Figure data in JSON:
————————
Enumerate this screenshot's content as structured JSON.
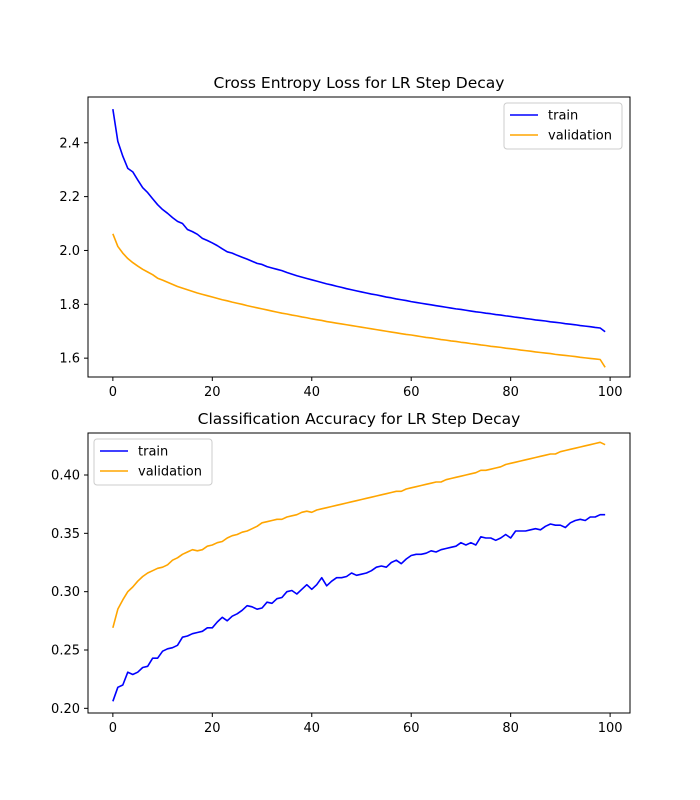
{
  "chart_data": [
    {
      "type": "line",
      "title": "Cross Entropy Loss for LR Step Decay",
      "xlabel": "",
      "ylabel": "",
      "xlim": [
        -5,
        104
      ],
      "ylim": [
        1.53,
        2.57
      ],
      "xticks": [
        0,
        20,
        40,
        60,
        80,
        100
      ],
      "xtick_labels": [
        "0",
        "20",
        "40",
        "60",
        "80",
        "100"
      ],
      "yticks": [
        1.6,
        1.8,
        2.0,
        2.2,
        2.4
      ],
      "ytick_labels": [
        "1.6",
        "1.8",
        "2.0",
        "2.2",
        "2.4"
      ],
      "grid": false,
      "legend_position": "top-right",
      "series": [
        {
          "name": "train",
          "color": "#0000ff",
          "x_start": 0,
          "values": [
            2.525,
            2.405,
            2.35,
            2.305,
            2.292,
            2.262,
            2.233,
            2.215,
            2.192,
            2.17,
            2.152,
            2.138,
            2.122,
            2.108,
            2.1,
            2.078,
            2.07,
            2.06,
            2.045,
            2.037,
            2.028,
            2.018,
            2.006,
            1.995,
            1.99,
            1.982,
            1.975,
            1.968,
            1.96,
            1.952,
            1.948,
            1.94,
            1.935,
            1.93,
            1.925,
            1.918,
            1.912,
            1.906,
            1.901,
            1.896,
            1.891,
            1.886,
            1.881,
            1.876,
            1.872,
            1.867,
            1.863,
            1.858,
            1.854,
            1.85,
            1.846,
            1.842,
            1.838,
            1.835,
            1.831,
            1.827,
            1.824,
            1.82,
            1.817,
            1.814,
            1.81,
            1.807,
            1.804,
            1.801,
            1.798,
            1.795,
            1.792,
            1.789,
            1.786,
            1.783,
            1.781,
            1.778,
            1.775,
            1.772,
            1.77,
            1.767,
            1.765,
            1.762,
            1.76,
            1.757,
            1.755,
            1.752,
            1.75,
            1.747,
            1.745,
            1.742,
            1.74,
            1.738,
            1.735,
            1.733,
            1.731,
            1.728,
            1.726,
            1.724,
            1.721,
            1.719,
            1.717,
            1.714,
            1.712,
            1.698
          ]
        },
        {
          "name": "validation",
          "color": "#ffa500",
          "x_start": 0,
          "values": [
            2.062,
            2.015,
            1.99,
            1.97,
            1.955,
            1.942,
            1.93,
            1.92,
            1.91,
            1.897,
            1.89,
            1.882,
            1.874,
            1.866,
            1.86,
            1.854,
            1.848,
            1.842,
            1.837,
            1.832,
            1.827,
            1.822,
            1.817,
            1.813,
            1.808,
            1.804,
            1.8,
            1.795,
            1.791,
            1.787,
            1.783,
            1.779,
            1.775,
            1.771,
            1.767,
            1.764,
            1.76,
            1.757,
            1.753,
            1.75,
            1.746,
            1.743,
            1.74,
            1.736,
            1.733,
            1.73,
            1.727,
            1.724,
            1.721,
            1.718,
            1.715,
            1.712,
            1.709,
            1.706,
            1.703,
            1.7,
            1.697,
            1.694,
            1.691,
            1.688,
            1.686,
            1.683,
            1.68,
            1.677,
            1.675,
            1.672,
            1.669,
            1.667,
            1.664,
            1.662,
            1.659,
            1.657,
            1.654,
            1.652,
            1.649,
            1.647,
            1.644,
            1.642,
            1.64,
            1.637,
            1.635,
            1.633,
            1.63,
            1.628,
            1.626,
            1.623,
            1.621,
            1.619,
            1.617,
            1.614,
            1.612,
            1.61,
            1.608,
            1.606,
            1.603,
            1.601,
            1.599,
            1.597,
            1.595,
            1.566
          ]
        }
      ]
    },
    {
      "type": "line",
      "title": "Classification Accuracy for LR Step Decay",
      "xlabel": "",
      "ylabel": "",
      "xlim": [
        -5,
        104
      ],
      "ylim": [
        0.196,
        0.436
      ],
      "xticks": [
        0,
        20,
        40,
        60,
        80,
        100
      ],
      "xtick_labels": [
        "0",
        "20",
        "40",
        "60",
        "80",
        "100"
      ],
      "yticks": [
        0.2,
        0.25,
        0.3,
        0.35,
        0.4
      ],
      "ytick_labels": [
        "0.20",
        "0.25",
        "0.30",
        "0.35",
        "0.40"
      ],
      "grid": false,
      "legend_position": "top-left",
      "series": [
        {
          "name": "train",
          "color": "#0000ff",
          "x_start": 0,
          "values": [
            0.206,
            0.218,
            0.22,
            0.231,
            0.229,
            0.231,
            0.235,
            0.236,
            0.243,
            0.243,
            0.249,
            0.251,
            0.252,
            0.254,
            0.261,
            0.262,
            0.264,
            0.265,
            0.266,
            0.269,
            0.269,
            0.274,
            0.278,
            0.275,
            0.279,
            0.281,
            0.284,
            0.288,
            0.287,
            0.285,
            0.286,
            0.291,
            0.29,
            0.294,
            0.295,
            0.3,
            0.301,
            0.298,
            0.302,
            0.306,
            0.302,
            0.306,
            0.312,
            0.305,
            0.309,
            0.312,
            0.312,
            0.313,
            0.316,
            0.314,
            0.315,
            0.316,
            0.318,
            0.321,
            0.322,
            0.321,
            0.325,
            0.327,
            0.324,
            0.328,
            0.331,
            0.332,
            0.332,
            0.333,
            0.335,
            0.334,
            0.336,
            0.337,
            0.338,
            0.339,
            0.342,
            0.34,
            0.342,
            0.34,
            0.347,
            0.346,
            0.346,
            0.344,
            0.346,
            0.349,
            0.346,
            0.352,
            0.352,
            0.352,
            0.353,
            0.354,
            0.353,
            0.356,
            0.358,
            0.357,
            0.357,
            0.355,
            0.359,
            0.361,
            0.362,
            0.361,
            0.364,
            0.364,
            0.366,
            0.366
          ]
        },
        {
          "name": "validation",
          "color": "#ffa500",
          "x_start": 0,
          "values": [
            0.269,
            0.285,
            0.293,
            0.3,
            0.304,
            0.309,
            0.313,
            0.316,
            0.318,
            0.32,
            0.321,
            0.323,
            0.327,
            0.329,
            0.332,
            0.334,
            0.336,
            0.335,
            0.336,
            0.339,
            0.34,
            0.342,
            0.343,
            0.346,
            0.348,
            0.349,
            0.351,
            0.352,
            0.354,
            0.356,
            0.359,
            0.36,
            0.361,
            0.362,
            0.362,
            0.364,
            0.365,
            0.366,
            0.368,
            0.369,
            0.368,
            0.37,
            0.371,
            0.372,
            0.373,
            0.374,
            0.375,
            0.376,
            0.377,
            0.378,
            0.379,
            0.38,
            0.381,
            0.382,
            0.383,
            0.384,
            0.385,
            0.386,
            0.386,
            0.388,
            0.389,
            0.39,
            0.391,
            0.392,
            0.393,
            0.394,
            0.394,
            0.396,
            0.397,
            0.398,
            0.399,
            0.4,
            0.401,
            0.402,
            0.404,
            0.404,
            0.405,
            0.406,
            0.407,
            0.409,
            0.41,
            0.411,
            0.412,
            0.413,
            0.414,
            0.415,
            0.416,
            0.417,
            0.418,
            0.418,
            0.42,
            0.421,
            0.422,
            0.423,
            0.424,
            0.425,
            0.426,
            0.427,
            0.428,
            0.426
          ]
        }
      ]
    }
  ]
}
————————
[THE TASK] Each entry should be repeated exactly as it appears; the pictures stay out.

[WRITTEN RESPONSE]
Enumerate this screenshot's content as structured JSON.
{
  "chart_data": [
    {
      "type": "line",
      "title": "Cross Entropy Loss for LR Step Decay",
      "xlabel": "",
      "ylabel": "",
      "xlim": [
        -5,
        104
      ],
      "ylim": [
        1.53,
        2.57
      ],
      "xticks": [
        0,
        20,
        40,
        60,
        80,
        100
      ],
      "xtick_labels": [
        "0",
        "20",
        "40",
        "60",
        "80",
        "100"
      ],
      "yticks": [
        1.6,
        1.8,
        2.0,
        2.2,
        2.4
      ],
      "ytick_labels": [
        "1.6",
        "1.8",
        "2.0",
        "2.2",
        "2.4"
      ],
      "grid": false,
      "legend_position": "top-right",
      "series": [
        {
          "name": "train",
          "color": "#0000ff",
          "x_start": 0,
          "values": [
            2.525,
            2.405,
            2.35,
            2.305,
            2.292,
            2.262,
            2.233,
            2.215,
            2.192,
            2.17,
            2.152,
            2.138,
            2.122,
            2.108,
            2.1,
            2.078,
            2.07,
            2.06,
            2.045,
            2.037,
            2.028,
            2.018,
            2.006,
            1.995,
            1.99,
            1.982,
            1.975,
            1.968,
            1.96,
            1.952,
            1.948,
            1.94,
            1.935,
            1.93,
            1.925,
            1.918,
            1.912,
            1.906,
            1.901,
            1.896,
            1.891,
            1.886,
            1.881,
            1.876,
            1.872,
            1.867,
            1.863,
            1.858,
            1.854,
            1.85,
            1.846,
            1.842,
            1.838,
            1.835,
            1.831,
            1.827,
            1.824,
            1.82,
            1.817,
            1.814,
            1.81,
            1.807,
            1.804,
            1.801,
            1.798,
            1.795,
            1.792,
            1.789,
            1.786,
            1.783,
            1.781,
            1.778,
            1.775,
            1.772,
            1.77,
            1.767,
            1.765,
            1.762,
            1.76,
            1.757,
            1.755,
            1.752,
            1.75,
            1.747,
            1.745,
            1.742,
            1.74,
            1.738,
            1.735,
            1.733,
            1.731,
            1.728,
            1.726,
            1.724,
            1.721,
            1.719,
            1.717,
            1.714,
            1.712,
            1.698
          ]
        },
        {
          "name": "validation",
          "color": "#ffa500",
          "x_start": 0,
          "values": [
            2.062,
            2.015,
            1.99,
            1.97,
            1.955,
            1.942,
            1.93,
            1.92,
            1.91,
            1.897,
            1.89,
            1.882,
            1.874,
            1.866,
            1.86,
            1.854,
            1.848,
            1.842,
            1.837,
            1.832,
            1.827,
            1.822,
            1.817,
            1.813,
            1.808,
            1.804,
            1.8,
            1.795,
            1.791,
            1.787,
            1.783,
            1.779,
            1.775,
            1.771,
            1.767,
            1.764,
            1.76,
            1.757,
            1.753,
            1.75,
            1.746,
            1.743,
            1.74,
            1.736,
            1.733,
            1.73,
            1.727,
            1.724,
            1.721,
            1.718,
            1.715,
            1.712,
            1.709,
            1.706,
            1.703,
            1.7,
            1.697,
            1.694,
            1.691,
            1.688,
            1.686,
            1.683,
            1.68,
            1.677,
            1.675,
            1.672,
            1.669,
            1.667,
            1.664,
            1.662,
            1.659,
            1.657,
            1.654,
            1.652,
            1.649,
            1.647,
            1.644,
            1.642,
            1.64,
            1.637,
            1.635,
            1.633,
            1.63,
            1.628,
            1.626,
            1.623,
            1.621,
            1.619,
            1.617,
            1.614,
            1.612,
            1.61,
            1.608,
            1.606,
            1.603,
            1.601,
            1.599,
            1.597,
            1.595,
            1.566
          ]
        }
      ]
    },
    {
      "type": "line",
      "title": "Classification Accuracy for LR Step Decay",
      "xlabel": "",
      "ylabel": "",
      "xlim": [
        -5,
        104
      ],
      "ylim": [
        0.196,
        0.436
      ],
      "xticks": [
        0,
        20,
        40,
        60,
        80,
        100
      ],
      "xtick_labels": [
        "0",
        "20",
        "40",
        "60",
        "80",
        "100"
      ],
      "yticks": [
        0.2,
        0.25,
        0.3,
        0.35,
        0.4
      ],
      "ytick_labels": [
        "0.20",
        "0.25",
        "0.30",
        "0.35",
        "0.40"
      ],
      "grid": false,
      "legend_position": "top-left",
      "series": [
        {
          "name": "train",
          "color": "#0000ff",
          "x_start": 0,
          "values": [
            0.206,
            0.218,
            0.22,
            0.231,
            0.229,
            0.231,
            0.235,
            0.236,
            0.243,
            0.243,
            0.249,
            0.251,
            0.252,
            0.254,
            0.261,
            0.262,
            0.264,
            0.265,
            0.266,
            0.269,
            0.269,
            0.274,
            0.278,
            0.275,
            0.279,
            0.281,
            0.284,
            0.288,
            0.287,
            0.285,
            0.286,
            0.291,
            0.29,
            0.294,
            0.295,
            0.3,
            0.301,
            0.298,
            0.302,
            0.306,
            0.302,
            0.306,
            0.312,
            0.305,
            0.309,
            0.312,
            0.312,
            0.313,
            0.316,
            0.314,
            0.315,
            0.316,
            0.318,
            0.321,
            0.322,
            0.321,
            0.325,
            0.327,
            0.324,
            0.328,
            0.331,
            0.332,
            0.332,
            0.333,
            0.335,
            0.334,
            0.336,
            0.337,
            0.338,
            0.339,
            0.342,
            0.34,
            0.342,
            0.34,
            0.347,
            0.346,
            0.346,
            0.344,
            0.346,
            0.349,
            0.346,
            0.352,
            0.352,
            0.352,
            0.353,
            0.354,
            0.353,
            0.356,
            0.358,
            0.357,
            0.357,
            0.355,
            0.359,
            0.361,
            0.362,
            0.361,
            0.364,
            0.364,
            0.366,
            0.366
          ]
        },
        {
          "name": "validation",
          "color": "#ffa500",
          "x_start": 0,
          "values": [
            0.269,
            0.285,
            0.293,
            0.3,
            0.304,
            0.309,
            0.313,
            0.316,
            0.318,
            0.32,
            0.321,
            0.323,
            0.327,
            0.329,
            0.332,
            0.334,
            0.336,
            0.335,
            0.336,
            0.339,
            0.34,
            0.342,
            0.343,
            0.346,
            0.348,
            0.349,
            0.351,
            0.352,
            0.354,
            0.356,
            0.359,
            0.36,
            0.361,
            0.362,
            0.362,
            0.364,
            0.365,
            0.366,
            0.368,
            0.369,
            0.368,
            0.37,
            0.371,
            0.372,
            0.373,
            0.374,
            0.375,
            0.376,
            0.377,
            0.378,
            0.379,
            0.38,
            0.381,
            0.382,
            0.383,
            0.384,
            0.385,
            0.386,
            0.386,
            0.388,
            0.389,
            0.39,
            0.391,
            0.392,
            0.393,
            0.394,
            0.394,
            0.396,
            0.397,
            0.398,
            0.399,
            0.4,
            0.401,
            0.402,
            0.404,
            0.404,
            0.405,
            0.406,
            0.407,
            0.409,
            0.41,
            0.411,
            0.412,
            0.413,
            0.414,
            0.415,
            0.416,
            0.417,
            0.418,
            0.418,
            0.42,
            0.421,
            0.422,
            0.423,
            0.424,
            0.425,
            0.426,
            0.427,
            0.428,
            0.426
          ]
        }
      ]
    }
  ]
}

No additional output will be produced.